◆ **JOB**
Here are some records; copy every line that holds the word "四会五有".

Saved data entries:
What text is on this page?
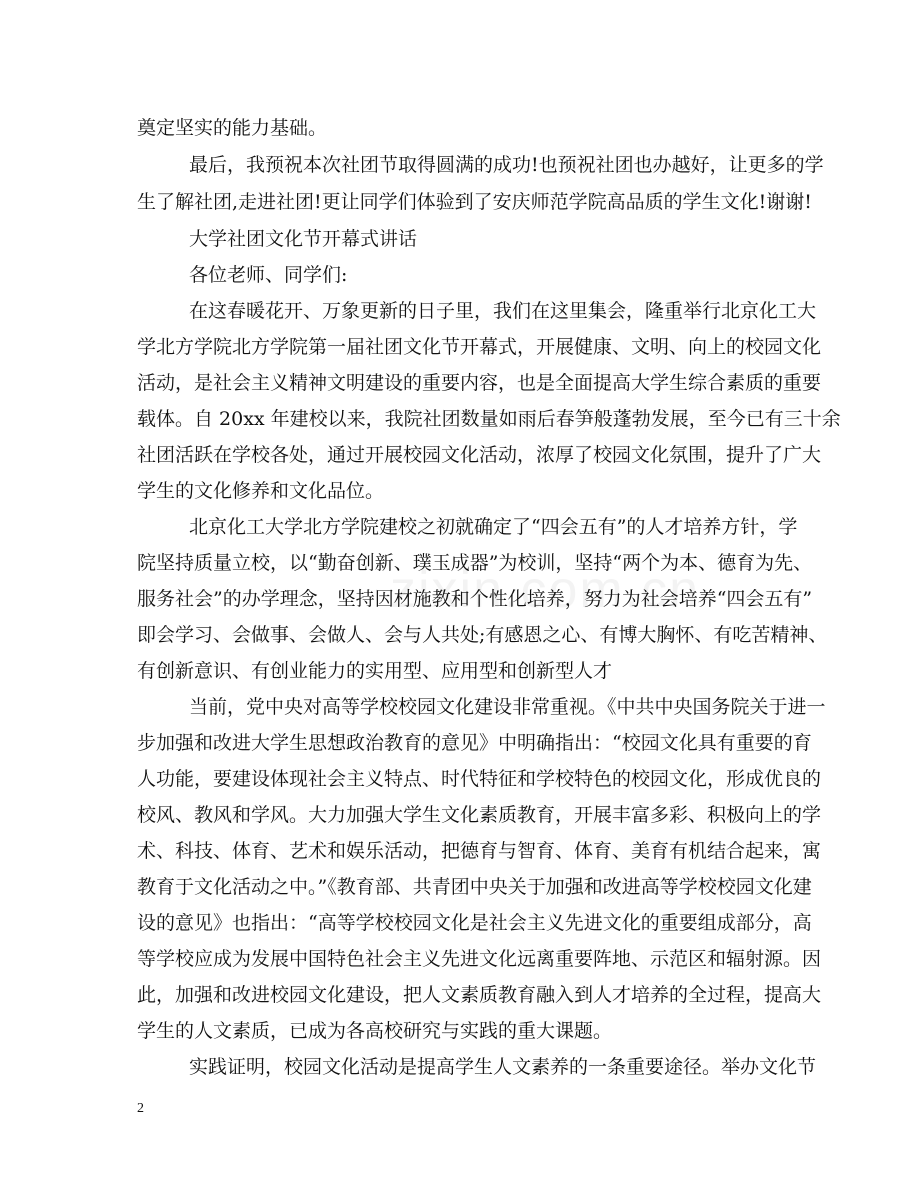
奠定坚实的能力基础。
最后，我预祝本次社团节取得圆满的成功!也预祝社团也办越好，让更多的学
生了解社团,走进社团!更让同学们体验到了安庆师范学院高品质的学生文化!谢谢!
大学社团文化节开幕式讲话
各位老师、同学们:
在这春暖花开、万象更新的日子里，我们在这里集会，隆重举行北京化工大
学北方学院北方学院第一届社团文化节开幕式，开展健康、文明、向上的校园文化
活动，是社会主义精神文明建设的重要内容，也是全面提高大学生综合素质的重要
载体。自 20xx 年建校以来，我院社团数量如雨后春笋般蓬勃发展，至今已有三十余
社团活跃在学校各处，通过开展校园文化活动，浓厚了校园文化氛围，提升了广大
学生的文化修养和文化品位。
北京化工大学北方学院建校之初就确定了“四会五有”的人才培养方针，学
院坚持质量立校，以“勤奋创新、璞玉成器”为校训，坚持“两个为本、德育为先、
服务社会”的办学理念，坚持因材施教和个性化培养，努力为社会培养“四会五有”
即会学习、会做事、会做人、会与人共处;有感恩之心、有博大胸怀、有吃苦精神、
有创新意识、有创业能力的实用型、应用型和创新型人才
当前，党中央对高等学校校园文化建设非常重视。《中共中央国务院关于进一
步加强和改进大学生思想政治教育的意见》中明确指出：“校园文化具有重要的育
人功能，要建设体现社会主义特点、时代特征和学校特色的校园文化，形成优良的
校风、教风和学风。大力加强大学生文化素质教育，开展丰富多彩、积极向上的学
术、科技、体育、艺术和娱乐活动，把德育与智育、体育、美育有机结合起来，寓
教育于文化活动之中。”《教育部、共青团中央关于加强和改进高等学校校园文化建
设的意见》也指出：“高等学校校园文化是社会主义先进文化的重要组成部分，高
等学校应成为发展中国特色社会主义先进文化远离重要阵地、示范区和辐射源。因
此，加强和改进校园文化建设，把人文素质教育融入到人才培养的全过程，提高大
学生的人文素质，已成为各高校研究与实践的重大课题。
实践证明，校园文化活动是提高学生人文素养的一条重要途径。举办文化节
2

◆ **EXERCISE RESULT**
北京化工大学北方学院建校之初就确定了“四会五有”的人才培养方针，学
服务社会”的办学理念，坚持因材施教和个性化培养，努力为社会培养“四会五有”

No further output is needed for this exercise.